(Dataset items)
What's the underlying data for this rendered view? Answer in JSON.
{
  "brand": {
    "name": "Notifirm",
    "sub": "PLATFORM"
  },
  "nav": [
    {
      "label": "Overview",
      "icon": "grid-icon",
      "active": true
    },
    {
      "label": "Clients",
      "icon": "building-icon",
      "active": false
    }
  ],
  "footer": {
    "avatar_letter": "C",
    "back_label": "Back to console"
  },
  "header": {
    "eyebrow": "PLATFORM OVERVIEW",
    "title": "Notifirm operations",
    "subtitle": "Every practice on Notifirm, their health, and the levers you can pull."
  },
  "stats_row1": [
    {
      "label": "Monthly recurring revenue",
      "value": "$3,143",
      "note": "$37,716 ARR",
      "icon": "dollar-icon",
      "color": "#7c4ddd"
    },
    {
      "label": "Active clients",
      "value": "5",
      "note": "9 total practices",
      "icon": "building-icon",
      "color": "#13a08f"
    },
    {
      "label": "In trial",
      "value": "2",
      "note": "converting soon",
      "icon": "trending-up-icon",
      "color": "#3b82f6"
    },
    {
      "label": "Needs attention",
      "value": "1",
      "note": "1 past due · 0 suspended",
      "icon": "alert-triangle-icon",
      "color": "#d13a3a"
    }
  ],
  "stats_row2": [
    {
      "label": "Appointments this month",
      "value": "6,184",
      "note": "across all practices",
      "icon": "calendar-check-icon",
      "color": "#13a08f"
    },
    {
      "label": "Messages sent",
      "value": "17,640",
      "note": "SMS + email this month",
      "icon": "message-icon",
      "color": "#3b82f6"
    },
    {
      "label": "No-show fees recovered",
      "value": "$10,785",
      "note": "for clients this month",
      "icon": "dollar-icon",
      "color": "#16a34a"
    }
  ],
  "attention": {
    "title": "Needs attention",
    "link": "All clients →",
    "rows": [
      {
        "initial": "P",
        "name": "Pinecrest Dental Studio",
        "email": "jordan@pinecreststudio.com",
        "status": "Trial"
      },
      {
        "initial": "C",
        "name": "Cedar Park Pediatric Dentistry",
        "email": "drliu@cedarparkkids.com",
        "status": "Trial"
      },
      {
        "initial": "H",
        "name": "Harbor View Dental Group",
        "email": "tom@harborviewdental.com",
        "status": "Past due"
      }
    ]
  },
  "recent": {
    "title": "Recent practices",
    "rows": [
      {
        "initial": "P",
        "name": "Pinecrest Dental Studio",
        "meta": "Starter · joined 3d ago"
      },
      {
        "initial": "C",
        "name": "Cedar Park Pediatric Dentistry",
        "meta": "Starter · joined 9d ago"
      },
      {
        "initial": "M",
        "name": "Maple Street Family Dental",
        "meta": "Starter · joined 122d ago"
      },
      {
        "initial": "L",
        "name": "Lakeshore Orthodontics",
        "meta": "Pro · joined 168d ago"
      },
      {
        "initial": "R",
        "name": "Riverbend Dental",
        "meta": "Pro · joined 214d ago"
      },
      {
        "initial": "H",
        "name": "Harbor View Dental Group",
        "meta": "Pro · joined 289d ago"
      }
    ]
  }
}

- **Required task**
Repeat the whole listing exactly, keeping every line intact.

- **Solution to the exercise**
What's the underlying data for this rendered view? Answer in JSON.
{
  "brand": {
    "name": "Notifirm",
    "sub": "PLATFORM"
  },
  "nav": [
    {
      "label": "Overview",
      "icon": "grid-icon",
      "active": true
    },
    {
      "label": "Clients",
      "icon": "building-icon",
      "active": false
    }
  ],
  "footer": {
    "avatar_letter": "C",
    "back_label": "Back to console"
  },
  "header": {
    "eyebrow": "PLATFORM OVERVIEW",
    "title": "Notifirm operations",
    "subtitle": "Every practice on Notifirm, their health, and the levers you can pull."
  },
  "stats_row1": [
    {
      "label": "Monthly recurring revenue",
      "value": "$3,143",
      "note": "$37,716 ARR",
      "icon": "dollar-icon",
      "color": "#7c4ddd"
    },
    {
      "label": "Active clients",
      "value": "5",
      "note": "9 total practices",
      "icon": "building-icon",
      "color": "#13a08f"
    },
    {
      "label": "In trial",
      "value": "2",
      "note": "converting soon",
      "icon": "trending-up-icon",
      "color": "#3b82f6"
    },
    {
      "label": "Needs attention",
      "value": "1",
      "note": "1 past due · 0 suspended",
      "icon": "alert-triangle-icon",
      "color": "#d13a3a"
    }
  ],
  "stats_row2": [
    {
      "label": "Appointments this month",
      "value": "6,184",
      "note": "across all practices",
      "icon": "calendar-check-icon",
      "color": "#13a08f"
    },
    {
      "label": "Messages sent",
      "value": "17,640",
      "note": "SMS + email this month",
      "icon": "message-icon",
      "color": "#3b82f6"
    },
    {
      "label": "No-show fees recovered",
      "value": "$10,785",
      "note": "for clients this month",
      "icon": "dollar-icon",
      "color": "#16a34a"
    }
  ],
  "attention": {
    "title": "Needs attention",
    "link": "All clients →",
    "rows": [
      {
        "initial": "P",
        "name": "Pinecrest Dental Studio",
        "email": "jordan@pinecreststudio.com",
        "status": "Trial"
      },
      {
        "initial": "C",
        "name": "Cedar Park Pediatric Dentistry",
        "email": "drliu@cedarparkkids.com",
        "status": "Trial"
      },
      {
        "initial": "H",
        "name": "Harbor View Dental Group",
        "email": "tom@harborviewdental.com",
        "status": "Past due"
      }
    ]
  },
  "recent": {
    "title": "Recent practices",
    "rows": [
      {
        "initial": "P",
        "name": "Pinecrest Dental Studio",
        "meta": "Starter · joined 3d ago"
      },
      {
        "initial": "C",
        "name": "Cedar Park Pediatric Dentistry",
        "meta": "Starter · joined 9d ago"
      },
      {
        "initial": "M",
        "name": "Maple Street Family Dental",
        "meta": "Starter · joined 122d ago"
      },
      {
        "initial": "L",
        "name": "Lakeshore Orthodontics",
        "meta": "Pro · joined 168d ago"
      },
      {
        "initial": "R",
        "name": "Riverbend Dental",
        "meta": "Pro · joined 214d ago"
      },
      {
        "initial": "H",
        "name": "Harbor View Dental Group",
        "meta": "Pro · joined 289d ago"
      }
    ]
  }
}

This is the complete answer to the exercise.